Report the total number of lines that include the string "cereals", without any other text.

---------------

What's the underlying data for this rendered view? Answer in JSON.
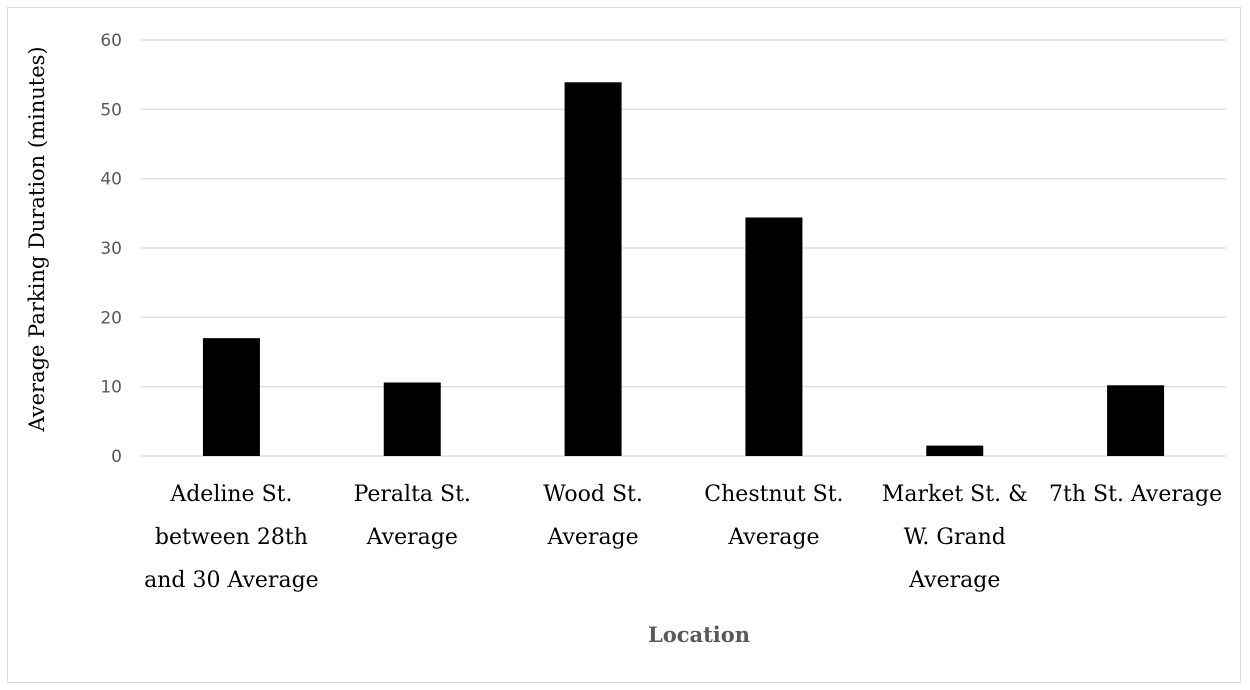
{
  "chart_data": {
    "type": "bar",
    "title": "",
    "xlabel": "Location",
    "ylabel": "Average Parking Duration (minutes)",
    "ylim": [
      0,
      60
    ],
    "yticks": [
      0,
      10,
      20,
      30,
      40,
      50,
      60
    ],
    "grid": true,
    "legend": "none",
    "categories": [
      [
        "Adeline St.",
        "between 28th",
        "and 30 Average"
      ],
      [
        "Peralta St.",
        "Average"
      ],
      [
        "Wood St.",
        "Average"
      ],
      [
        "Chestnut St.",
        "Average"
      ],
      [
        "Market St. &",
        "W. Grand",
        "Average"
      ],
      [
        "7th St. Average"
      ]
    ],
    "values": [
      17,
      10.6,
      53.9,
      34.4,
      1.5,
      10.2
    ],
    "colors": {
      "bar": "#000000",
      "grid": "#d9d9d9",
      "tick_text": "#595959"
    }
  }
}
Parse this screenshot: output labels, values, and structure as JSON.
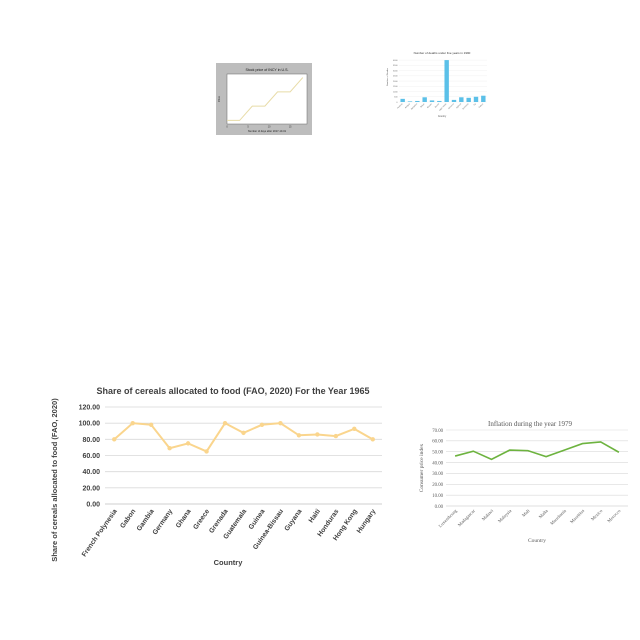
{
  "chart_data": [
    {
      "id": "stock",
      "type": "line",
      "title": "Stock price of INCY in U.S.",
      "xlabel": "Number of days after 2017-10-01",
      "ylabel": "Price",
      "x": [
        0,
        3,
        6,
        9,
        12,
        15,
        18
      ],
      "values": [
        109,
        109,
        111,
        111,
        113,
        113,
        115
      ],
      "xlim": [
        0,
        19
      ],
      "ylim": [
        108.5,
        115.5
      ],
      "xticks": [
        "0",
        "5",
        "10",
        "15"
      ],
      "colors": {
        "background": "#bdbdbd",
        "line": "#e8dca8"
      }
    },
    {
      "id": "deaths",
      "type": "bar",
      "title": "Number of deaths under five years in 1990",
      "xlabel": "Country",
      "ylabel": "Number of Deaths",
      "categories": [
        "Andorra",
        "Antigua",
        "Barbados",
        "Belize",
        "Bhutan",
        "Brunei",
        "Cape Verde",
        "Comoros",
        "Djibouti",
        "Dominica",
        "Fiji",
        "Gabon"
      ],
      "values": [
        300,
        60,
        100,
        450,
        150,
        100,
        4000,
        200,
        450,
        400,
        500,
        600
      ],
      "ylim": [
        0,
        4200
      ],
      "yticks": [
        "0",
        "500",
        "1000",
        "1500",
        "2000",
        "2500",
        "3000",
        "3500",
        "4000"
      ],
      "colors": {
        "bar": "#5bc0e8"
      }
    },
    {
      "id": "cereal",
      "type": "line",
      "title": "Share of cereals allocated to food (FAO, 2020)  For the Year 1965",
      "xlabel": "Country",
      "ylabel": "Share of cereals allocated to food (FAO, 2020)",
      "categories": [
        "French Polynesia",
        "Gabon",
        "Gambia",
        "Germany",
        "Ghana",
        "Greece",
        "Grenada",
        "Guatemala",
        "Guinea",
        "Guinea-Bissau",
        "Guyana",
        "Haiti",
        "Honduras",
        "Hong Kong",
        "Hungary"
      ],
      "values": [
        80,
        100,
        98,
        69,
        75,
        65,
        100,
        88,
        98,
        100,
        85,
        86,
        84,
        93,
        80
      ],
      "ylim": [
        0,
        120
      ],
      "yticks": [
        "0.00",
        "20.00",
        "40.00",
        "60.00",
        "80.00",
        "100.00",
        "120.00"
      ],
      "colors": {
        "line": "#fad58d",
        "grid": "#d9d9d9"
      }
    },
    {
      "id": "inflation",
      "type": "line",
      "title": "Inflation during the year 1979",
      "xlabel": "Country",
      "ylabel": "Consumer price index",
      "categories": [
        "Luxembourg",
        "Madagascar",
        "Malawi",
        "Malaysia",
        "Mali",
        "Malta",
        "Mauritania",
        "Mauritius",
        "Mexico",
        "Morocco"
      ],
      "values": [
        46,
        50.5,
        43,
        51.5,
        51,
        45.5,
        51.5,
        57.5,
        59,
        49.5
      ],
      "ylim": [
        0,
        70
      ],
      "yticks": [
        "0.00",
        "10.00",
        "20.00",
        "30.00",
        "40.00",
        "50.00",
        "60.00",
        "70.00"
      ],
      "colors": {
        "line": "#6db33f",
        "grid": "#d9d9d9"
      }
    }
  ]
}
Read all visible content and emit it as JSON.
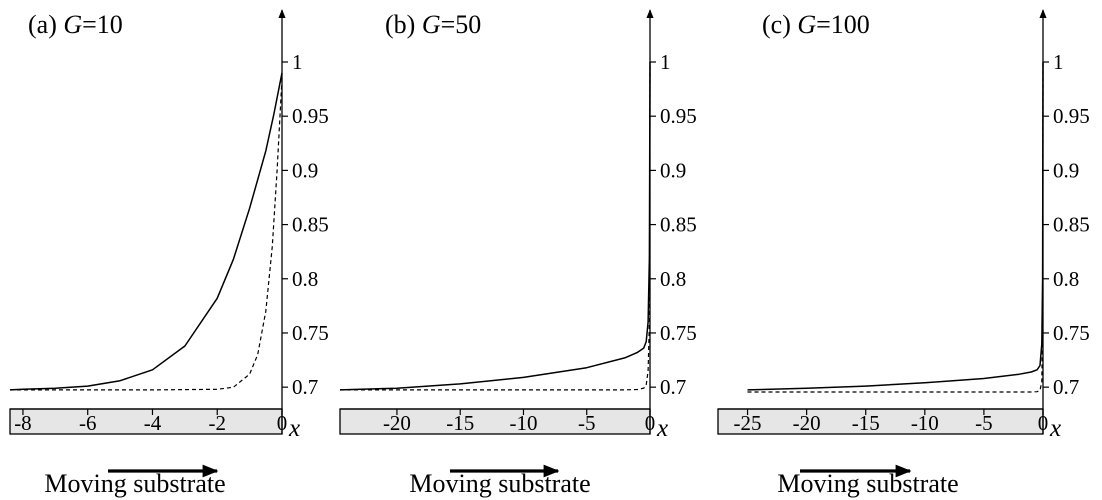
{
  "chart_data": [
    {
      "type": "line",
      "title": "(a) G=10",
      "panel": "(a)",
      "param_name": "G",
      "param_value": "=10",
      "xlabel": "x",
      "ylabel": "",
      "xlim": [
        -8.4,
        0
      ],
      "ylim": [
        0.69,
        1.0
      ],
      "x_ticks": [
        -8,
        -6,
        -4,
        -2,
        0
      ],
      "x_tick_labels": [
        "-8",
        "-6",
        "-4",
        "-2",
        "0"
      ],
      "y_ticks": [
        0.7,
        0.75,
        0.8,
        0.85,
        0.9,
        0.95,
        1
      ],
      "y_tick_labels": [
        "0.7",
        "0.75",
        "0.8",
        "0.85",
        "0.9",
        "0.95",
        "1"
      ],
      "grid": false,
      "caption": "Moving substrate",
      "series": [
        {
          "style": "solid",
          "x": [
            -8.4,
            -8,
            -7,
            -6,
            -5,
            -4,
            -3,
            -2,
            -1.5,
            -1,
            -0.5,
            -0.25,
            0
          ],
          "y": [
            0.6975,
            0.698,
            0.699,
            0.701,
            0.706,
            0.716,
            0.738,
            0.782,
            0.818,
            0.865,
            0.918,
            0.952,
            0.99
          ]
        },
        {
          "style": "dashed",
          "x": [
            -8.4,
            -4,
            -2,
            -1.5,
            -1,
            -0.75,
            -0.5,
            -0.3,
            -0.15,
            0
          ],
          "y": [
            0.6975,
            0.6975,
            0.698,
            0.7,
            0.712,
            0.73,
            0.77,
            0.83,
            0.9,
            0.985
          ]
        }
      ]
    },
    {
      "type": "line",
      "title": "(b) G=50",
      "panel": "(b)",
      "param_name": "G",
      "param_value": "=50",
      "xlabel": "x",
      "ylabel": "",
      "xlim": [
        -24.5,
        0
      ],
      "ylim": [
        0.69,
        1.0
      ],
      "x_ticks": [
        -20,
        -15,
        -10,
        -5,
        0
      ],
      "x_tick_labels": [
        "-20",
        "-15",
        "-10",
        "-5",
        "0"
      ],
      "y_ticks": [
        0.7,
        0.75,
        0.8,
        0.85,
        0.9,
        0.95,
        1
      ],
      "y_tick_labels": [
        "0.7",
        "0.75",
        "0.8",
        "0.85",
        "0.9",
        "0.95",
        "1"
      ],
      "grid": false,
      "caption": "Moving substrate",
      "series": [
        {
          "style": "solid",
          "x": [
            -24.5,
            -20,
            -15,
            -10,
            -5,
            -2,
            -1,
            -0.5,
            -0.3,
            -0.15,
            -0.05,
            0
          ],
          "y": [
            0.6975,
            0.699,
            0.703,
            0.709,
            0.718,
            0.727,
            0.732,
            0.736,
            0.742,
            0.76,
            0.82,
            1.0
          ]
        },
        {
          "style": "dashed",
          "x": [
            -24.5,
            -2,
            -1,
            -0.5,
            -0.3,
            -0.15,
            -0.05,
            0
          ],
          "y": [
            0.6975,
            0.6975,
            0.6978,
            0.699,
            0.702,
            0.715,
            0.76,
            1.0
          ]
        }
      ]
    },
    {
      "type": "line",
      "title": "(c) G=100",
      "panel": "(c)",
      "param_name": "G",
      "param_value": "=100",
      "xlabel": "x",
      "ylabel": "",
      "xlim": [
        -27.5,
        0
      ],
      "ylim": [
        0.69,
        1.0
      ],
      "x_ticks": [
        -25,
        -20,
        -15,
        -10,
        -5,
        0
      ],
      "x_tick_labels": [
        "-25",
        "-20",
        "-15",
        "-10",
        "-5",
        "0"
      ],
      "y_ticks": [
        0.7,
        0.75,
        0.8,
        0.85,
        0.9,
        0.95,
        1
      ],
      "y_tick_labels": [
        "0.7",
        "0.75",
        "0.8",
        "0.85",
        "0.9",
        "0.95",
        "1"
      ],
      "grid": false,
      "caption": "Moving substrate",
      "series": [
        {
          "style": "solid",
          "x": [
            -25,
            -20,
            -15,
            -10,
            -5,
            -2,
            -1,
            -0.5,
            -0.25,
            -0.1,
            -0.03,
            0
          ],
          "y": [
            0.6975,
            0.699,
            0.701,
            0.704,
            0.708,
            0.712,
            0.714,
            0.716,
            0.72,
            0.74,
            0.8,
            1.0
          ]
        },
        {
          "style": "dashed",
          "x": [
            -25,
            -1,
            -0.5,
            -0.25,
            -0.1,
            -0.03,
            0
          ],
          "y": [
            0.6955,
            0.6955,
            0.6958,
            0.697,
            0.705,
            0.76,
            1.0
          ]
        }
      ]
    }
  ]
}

---------------

● **SOLVED PROBLEM**:
2